Render the records, from the first line through the line containing "expand-triangle-icon[interactable]: ▼ <box>17" (that line included), as a JSON list of strings with one string per line and blank lines omitted.

Data to process start

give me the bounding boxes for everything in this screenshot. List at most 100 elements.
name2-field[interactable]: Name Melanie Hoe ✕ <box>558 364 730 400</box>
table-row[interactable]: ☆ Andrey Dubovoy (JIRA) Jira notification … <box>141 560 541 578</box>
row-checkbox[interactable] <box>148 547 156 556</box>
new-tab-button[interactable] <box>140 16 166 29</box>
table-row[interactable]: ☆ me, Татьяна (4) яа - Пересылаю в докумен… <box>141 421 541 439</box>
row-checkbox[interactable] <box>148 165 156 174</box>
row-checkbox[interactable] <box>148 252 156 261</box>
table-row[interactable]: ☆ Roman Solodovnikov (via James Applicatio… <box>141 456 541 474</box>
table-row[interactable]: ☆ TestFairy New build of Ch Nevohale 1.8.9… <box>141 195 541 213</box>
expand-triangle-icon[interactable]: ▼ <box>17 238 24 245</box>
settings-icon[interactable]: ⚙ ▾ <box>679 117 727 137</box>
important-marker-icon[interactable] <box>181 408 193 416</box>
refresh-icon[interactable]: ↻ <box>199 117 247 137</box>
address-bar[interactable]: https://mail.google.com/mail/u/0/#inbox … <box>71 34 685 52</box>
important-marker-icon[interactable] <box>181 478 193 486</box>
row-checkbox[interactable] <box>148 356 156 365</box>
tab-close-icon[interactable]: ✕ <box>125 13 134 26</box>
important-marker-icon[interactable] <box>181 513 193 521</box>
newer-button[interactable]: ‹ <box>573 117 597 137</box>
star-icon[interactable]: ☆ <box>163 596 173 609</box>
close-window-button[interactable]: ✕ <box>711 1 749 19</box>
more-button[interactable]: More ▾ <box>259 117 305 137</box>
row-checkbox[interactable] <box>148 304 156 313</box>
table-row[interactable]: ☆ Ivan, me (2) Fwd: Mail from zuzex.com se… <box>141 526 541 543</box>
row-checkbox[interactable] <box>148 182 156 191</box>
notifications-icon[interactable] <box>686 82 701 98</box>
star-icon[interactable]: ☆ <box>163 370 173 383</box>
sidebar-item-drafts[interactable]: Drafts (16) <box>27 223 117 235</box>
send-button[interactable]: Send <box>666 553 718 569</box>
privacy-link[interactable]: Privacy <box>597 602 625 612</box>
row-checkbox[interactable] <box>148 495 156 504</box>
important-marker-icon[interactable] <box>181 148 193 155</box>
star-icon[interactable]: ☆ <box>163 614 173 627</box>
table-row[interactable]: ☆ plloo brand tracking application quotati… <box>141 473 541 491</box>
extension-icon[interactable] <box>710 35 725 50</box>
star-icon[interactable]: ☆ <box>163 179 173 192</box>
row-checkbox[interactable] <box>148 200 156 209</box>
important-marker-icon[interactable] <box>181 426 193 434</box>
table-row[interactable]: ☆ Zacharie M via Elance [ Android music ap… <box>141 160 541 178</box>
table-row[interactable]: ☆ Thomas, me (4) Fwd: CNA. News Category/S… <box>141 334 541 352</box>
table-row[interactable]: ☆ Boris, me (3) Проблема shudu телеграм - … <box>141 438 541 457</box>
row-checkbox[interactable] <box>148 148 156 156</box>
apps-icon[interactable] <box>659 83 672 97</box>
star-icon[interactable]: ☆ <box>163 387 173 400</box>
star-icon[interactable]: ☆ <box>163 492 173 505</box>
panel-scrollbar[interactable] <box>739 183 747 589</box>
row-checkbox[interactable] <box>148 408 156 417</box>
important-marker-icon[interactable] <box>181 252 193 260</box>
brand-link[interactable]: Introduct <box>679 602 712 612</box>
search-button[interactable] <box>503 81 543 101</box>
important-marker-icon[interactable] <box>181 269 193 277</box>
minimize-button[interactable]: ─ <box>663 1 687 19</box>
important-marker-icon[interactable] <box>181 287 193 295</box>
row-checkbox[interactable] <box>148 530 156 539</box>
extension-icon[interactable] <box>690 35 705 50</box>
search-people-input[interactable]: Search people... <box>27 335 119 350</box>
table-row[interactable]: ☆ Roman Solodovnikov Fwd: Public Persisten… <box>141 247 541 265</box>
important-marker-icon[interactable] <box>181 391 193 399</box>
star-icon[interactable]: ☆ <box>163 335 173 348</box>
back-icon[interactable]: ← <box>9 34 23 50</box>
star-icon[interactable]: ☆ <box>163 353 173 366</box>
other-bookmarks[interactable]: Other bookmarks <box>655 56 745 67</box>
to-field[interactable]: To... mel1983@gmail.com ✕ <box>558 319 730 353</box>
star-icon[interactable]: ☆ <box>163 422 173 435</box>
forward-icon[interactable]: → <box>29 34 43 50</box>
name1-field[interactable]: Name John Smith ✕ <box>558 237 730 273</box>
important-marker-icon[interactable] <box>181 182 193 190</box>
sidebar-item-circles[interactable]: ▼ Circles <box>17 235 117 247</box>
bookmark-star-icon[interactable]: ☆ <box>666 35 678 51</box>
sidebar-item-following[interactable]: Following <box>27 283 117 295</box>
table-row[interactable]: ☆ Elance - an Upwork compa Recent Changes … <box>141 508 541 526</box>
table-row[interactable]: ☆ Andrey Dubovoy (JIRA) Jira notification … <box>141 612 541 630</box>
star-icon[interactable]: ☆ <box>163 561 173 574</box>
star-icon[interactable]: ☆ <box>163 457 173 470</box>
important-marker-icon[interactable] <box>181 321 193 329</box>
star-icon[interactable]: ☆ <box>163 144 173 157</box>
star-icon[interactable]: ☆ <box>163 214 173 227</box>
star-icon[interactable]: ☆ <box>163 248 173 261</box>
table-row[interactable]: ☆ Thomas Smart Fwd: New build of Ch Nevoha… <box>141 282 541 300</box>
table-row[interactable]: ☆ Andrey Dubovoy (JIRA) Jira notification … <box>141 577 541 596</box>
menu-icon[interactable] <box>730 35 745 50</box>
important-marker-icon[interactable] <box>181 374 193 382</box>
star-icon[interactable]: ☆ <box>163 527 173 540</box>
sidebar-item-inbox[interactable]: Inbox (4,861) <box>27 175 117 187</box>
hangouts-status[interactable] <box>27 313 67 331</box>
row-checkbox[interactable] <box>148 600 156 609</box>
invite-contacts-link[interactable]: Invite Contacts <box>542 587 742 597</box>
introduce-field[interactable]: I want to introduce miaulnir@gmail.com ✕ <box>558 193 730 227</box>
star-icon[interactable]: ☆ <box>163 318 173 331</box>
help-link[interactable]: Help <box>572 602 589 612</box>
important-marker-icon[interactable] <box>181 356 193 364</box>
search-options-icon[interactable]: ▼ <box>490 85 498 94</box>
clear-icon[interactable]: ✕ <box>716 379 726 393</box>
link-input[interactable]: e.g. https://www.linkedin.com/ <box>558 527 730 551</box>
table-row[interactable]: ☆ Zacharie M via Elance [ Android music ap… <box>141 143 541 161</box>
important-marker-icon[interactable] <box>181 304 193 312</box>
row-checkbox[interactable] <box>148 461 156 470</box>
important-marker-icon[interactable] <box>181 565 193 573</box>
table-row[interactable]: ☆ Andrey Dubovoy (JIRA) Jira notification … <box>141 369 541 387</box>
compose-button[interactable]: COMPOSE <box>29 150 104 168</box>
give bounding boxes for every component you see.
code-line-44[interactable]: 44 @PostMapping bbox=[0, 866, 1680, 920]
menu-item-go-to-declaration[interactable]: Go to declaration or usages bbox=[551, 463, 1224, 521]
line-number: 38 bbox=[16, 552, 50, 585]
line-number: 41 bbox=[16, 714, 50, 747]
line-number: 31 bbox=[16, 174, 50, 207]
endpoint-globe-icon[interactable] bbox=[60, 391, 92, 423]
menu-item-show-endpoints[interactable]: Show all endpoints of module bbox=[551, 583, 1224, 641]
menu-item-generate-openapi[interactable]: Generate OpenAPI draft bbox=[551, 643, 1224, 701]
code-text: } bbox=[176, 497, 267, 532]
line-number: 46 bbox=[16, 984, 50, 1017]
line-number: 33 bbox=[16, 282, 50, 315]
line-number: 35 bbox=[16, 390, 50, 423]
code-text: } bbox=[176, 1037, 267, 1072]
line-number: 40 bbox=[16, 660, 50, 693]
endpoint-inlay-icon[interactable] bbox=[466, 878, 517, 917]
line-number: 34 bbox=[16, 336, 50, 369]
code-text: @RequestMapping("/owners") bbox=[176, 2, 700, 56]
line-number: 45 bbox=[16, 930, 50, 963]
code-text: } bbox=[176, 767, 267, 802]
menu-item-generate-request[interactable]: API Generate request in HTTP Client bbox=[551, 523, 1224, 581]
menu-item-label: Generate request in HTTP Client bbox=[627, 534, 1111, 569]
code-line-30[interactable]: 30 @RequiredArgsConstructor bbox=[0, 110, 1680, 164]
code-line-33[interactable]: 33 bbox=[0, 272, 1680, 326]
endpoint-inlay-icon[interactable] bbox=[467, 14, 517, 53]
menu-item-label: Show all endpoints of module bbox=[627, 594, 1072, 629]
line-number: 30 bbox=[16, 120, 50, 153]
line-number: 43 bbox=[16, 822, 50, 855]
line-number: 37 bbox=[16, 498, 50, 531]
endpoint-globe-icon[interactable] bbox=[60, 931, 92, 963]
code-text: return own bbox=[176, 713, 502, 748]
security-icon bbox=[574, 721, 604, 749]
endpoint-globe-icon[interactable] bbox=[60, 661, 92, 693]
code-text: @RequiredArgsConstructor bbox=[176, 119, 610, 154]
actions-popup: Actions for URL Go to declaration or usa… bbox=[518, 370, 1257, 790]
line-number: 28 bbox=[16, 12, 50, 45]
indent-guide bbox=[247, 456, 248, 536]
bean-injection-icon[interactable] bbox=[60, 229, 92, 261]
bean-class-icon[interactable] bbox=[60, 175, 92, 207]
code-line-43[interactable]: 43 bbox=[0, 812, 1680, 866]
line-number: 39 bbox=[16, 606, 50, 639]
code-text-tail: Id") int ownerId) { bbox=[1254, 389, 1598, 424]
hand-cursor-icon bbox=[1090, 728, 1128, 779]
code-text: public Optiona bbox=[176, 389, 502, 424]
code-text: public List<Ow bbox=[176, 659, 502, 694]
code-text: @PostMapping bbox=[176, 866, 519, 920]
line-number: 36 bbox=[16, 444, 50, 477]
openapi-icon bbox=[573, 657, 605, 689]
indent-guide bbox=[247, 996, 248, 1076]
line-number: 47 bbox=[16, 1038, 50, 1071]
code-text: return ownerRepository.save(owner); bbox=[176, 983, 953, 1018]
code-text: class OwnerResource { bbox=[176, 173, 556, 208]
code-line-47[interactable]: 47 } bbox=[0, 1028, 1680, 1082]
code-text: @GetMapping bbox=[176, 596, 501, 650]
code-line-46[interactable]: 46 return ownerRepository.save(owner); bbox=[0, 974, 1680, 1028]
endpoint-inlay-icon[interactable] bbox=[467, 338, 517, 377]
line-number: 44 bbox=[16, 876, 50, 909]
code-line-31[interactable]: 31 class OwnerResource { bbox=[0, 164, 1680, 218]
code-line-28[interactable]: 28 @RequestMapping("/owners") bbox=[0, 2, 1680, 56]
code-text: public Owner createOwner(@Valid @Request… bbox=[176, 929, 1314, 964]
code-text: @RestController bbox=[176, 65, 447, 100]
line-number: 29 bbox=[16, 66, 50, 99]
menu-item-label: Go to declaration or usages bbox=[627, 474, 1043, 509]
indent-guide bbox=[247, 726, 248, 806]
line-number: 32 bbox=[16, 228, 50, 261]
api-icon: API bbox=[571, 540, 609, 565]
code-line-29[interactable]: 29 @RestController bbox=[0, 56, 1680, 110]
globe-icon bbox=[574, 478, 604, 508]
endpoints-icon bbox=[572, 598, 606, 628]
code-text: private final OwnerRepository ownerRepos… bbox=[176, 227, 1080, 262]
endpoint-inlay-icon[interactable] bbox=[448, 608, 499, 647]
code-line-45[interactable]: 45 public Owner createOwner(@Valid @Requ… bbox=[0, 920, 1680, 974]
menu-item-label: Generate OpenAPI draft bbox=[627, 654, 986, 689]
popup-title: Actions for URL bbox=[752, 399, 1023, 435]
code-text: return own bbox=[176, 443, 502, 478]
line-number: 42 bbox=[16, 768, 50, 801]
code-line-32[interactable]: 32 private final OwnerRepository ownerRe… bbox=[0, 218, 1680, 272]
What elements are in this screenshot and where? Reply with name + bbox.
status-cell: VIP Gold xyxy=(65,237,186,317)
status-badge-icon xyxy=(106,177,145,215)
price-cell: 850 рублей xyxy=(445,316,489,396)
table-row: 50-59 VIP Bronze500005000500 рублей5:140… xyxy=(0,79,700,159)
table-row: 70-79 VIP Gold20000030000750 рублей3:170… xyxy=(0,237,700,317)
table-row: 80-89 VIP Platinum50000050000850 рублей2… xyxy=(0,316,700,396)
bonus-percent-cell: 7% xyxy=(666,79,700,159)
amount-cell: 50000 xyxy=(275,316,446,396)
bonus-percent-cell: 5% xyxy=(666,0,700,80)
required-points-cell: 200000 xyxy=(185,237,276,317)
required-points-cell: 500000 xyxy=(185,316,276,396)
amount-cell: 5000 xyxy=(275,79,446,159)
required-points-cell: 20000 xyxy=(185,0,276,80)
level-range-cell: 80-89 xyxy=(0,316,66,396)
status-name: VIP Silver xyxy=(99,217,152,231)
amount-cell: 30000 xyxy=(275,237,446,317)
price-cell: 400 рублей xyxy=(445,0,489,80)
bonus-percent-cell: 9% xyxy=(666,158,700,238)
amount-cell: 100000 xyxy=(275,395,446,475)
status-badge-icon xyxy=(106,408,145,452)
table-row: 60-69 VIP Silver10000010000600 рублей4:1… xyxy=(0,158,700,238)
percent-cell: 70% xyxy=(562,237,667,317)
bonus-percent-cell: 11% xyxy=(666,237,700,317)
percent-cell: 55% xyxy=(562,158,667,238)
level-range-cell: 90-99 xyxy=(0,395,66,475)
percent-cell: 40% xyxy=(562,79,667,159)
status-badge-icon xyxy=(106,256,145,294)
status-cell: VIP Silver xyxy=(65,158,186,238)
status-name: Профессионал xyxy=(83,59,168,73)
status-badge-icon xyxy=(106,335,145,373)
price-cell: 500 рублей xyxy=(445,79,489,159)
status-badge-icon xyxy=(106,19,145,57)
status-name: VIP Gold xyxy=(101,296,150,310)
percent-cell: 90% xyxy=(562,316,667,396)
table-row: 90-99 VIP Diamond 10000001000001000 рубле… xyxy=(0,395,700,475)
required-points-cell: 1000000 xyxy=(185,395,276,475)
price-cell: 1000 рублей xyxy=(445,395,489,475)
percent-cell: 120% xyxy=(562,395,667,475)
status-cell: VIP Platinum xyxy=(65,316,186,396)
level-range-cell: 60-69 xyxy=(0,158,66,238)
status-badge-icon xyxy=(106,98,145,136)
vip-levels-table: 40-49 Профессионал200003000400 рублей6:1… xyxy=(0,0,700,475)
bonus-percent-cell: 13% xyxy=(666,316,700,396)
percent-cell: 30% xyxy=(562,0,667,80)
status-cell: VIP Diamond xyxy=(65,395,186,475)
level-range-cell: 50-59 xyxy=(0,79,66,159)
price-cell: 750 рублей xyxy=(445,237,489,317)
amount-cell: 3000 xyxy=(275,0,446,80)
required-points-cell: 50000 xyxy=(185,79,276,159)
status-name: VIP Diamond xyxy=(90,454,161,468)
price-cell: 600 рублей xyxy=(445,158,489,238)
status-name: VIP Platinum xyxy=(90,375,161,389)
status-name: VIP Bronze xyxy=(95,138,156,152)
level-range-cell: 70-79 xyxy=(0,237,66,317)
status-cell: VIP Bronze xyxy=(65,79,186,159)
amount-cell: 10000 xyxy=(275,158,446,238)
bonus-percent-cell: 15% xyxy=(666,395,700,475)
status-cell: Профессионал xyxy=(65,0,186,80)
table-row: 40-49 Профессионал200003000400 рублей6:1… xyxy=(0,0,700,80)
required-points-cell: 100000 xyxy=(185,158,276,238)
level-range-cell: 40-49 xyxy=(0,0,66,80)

Data to process end

— Output of the task —
[
  "give me the bounding boxes for everything in this screenshot. List at most 100 elements.",
  "name2-field[interactable]: Name Melanie Hoe ✕ <box>558 364 730 400</box>",
  "table-row[interactable]: ☆ Andrey Dubovoy (JIRA) Jira notification … <box>141 560 541 578</box>",
  "row-checkbox[interactable] <box>148 547 156 556</box>",
  "new-tab-button[interactable] <box>140 16 166 29</box>",
  "table-row[interactable]: ☆ me, Татьяна (4) яа - Пересылаю в докумен… <box>141 421 541 439</box>",
  "row-checkbox[interactable] <box>148 165 156 174</box>",
  "row-checkbox[interactable] <box>148 252 156 261</box>",
  "table-row[interactable]: ☆ Roman Solodovnikov (via James Applicatio… <box>141 456 541 474</box>",
  "table-row[interactable]: ☆ TestFairy New build of Ch Nevohale 1.8.9… <box>141 195 541 213</box>",
  "expand-triangle-icon[interactable]: ▼ <box>17 238 24 245</box>"
]